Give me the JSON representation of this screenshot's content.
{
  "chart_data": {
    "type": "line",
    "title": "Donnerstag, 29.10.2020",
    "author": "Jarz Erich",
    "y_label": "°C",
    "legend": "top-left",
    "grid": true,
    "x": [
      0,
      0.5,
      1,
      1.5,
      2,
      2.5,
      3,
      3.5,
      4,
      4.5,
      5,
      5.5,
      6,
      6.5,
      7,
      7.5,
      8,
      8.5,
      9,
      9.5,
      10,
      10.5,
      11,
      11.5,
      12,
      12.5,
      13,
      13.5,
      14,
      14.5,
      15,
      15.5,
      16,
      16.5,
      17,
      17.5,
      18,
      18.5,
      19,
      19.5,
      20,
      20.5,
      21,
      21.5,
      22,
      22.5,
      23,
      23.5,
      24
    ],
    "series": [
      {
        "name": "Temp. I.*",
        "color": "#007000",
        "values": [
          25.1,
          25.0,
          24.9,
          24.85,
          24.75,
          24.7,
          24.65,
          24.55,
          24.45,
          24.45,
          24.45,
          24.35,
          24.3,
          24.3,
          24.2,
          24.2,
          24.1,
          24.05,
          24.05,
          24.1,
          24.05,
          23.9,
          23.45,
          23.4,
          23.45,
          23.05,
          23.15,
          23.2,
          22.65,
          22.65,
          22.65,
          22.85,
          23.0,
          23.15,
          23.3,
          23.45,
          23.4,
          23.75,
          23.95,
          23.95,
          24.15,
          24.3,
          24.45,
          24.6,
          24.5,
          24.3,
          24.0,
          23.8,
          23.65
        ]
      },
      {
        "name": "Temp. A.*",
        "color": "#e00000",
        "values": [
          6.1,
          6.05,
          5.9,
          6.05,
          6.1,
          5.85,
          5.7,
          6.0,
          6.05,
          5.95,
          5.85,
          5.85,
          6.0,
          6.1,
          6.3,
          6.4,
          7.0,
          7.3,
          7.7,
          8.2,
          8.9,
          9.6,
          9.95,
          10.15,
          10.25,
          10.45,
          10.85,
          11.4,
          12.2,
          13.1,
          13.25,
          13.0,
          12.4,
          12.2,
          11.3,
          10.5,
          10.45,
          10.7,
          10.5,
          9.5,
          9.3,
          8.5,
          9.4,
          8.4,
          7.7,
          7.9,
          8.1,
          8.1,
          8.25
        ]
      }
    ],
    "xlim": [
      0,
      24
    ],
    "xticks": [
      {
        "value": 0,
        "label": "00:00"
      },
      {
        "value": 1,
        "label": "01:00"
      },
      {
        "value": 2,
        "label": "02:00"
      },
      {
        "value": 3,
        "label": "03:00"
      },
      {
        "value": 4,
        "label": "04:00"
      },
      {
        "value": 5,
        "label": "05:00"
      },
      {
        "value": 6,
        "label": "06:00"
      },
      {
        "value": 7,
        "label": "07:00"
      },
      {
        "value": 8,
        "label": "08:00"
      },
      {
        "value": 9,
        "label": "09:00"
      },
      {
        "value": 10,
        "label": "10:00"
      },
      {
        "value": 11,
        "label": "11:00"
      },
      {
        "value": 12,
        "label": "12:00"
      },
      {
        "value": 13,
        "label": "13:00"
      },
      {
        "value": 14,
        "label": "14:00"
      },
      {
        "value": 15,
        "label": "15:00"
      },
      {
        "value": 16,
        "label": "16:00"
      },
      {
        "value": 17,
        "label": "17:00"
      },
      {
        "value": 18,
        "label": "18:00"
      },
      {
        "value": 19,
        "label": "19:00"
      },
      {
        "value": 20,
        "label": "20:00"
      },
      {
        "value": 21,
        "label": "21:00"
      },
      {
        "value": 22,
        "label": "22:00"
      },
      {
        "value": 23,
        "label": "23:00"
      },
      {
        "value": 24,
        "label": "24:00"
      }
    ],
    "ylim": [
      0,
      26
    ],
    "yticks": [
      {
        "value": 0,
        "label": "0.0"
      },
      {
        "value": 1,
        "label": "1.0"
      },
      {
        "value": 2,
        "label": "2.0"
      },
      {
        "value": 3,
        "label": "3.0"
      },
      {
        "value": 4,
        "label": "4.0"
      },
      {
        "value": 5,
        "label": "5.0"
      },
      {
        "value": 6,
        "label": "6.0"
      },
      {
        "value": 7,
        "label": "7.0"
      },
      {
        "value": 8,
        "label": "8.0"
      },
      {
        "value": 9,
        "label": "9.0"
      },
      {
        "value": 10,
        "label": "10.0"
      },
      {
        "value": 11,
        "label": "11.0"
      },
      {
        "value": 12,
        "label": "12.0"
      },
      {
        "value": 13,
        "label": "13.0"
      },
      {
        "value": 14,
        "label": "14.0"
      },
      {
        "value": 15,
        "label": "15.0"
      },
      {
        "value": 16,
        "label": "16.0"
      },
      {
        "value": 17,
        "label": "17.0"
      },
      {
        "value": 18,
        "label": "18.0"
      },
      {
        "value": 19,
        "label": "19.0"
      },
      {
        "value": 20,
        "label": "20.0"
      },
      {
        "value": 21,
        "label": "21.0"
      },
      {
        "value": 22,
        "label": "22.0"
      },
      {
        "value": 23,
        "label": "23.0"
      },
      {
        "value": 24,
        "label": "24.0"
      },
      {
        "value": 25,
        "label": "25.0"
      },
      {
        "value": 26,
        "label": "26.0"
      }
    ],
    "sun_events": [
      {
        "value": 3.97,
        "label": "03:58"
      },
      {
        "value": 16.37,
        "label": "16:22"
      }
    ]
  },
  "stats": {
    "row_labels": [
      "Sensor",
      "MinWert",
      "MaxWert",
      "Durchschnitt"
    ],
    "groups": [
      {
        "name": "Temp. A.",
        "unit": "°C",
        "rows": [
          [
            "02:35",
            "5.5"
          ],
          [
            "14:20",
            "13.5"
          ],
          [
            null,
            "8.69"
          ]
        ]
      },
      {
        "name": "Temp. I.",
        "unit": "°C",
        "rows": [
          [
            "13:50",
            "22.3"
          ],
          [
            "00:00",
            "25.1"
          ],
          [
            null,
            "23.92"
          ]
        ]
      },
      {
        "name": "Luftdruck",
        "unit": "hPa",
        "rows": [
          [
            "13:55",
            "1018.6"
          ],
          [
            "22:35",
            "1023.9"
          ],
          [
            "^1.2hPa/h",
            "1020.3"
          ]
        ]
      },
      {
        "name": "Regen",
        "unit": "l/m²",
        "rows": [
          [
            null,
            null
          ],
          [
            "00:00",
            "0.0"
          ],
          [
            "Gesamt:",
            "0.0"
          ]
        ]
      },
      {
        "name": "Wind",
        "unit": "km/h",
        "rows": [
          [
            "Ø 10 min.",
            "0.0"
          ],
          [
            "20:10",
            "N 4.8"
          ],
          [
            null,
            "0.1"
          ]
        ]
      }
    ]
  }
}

━━━

TASK TO COMPLETE: Take every line containing the word "name" and copy it.

PROBLEM SOLUTION:
        "name": "Temp. I.*",
        "name": "Temp. A.*",
        "name": "Temp. A.",
        "name": "Temp. I.",
        "name": "Luftdruck",
        "name": "Regen",
        "name": "Wind",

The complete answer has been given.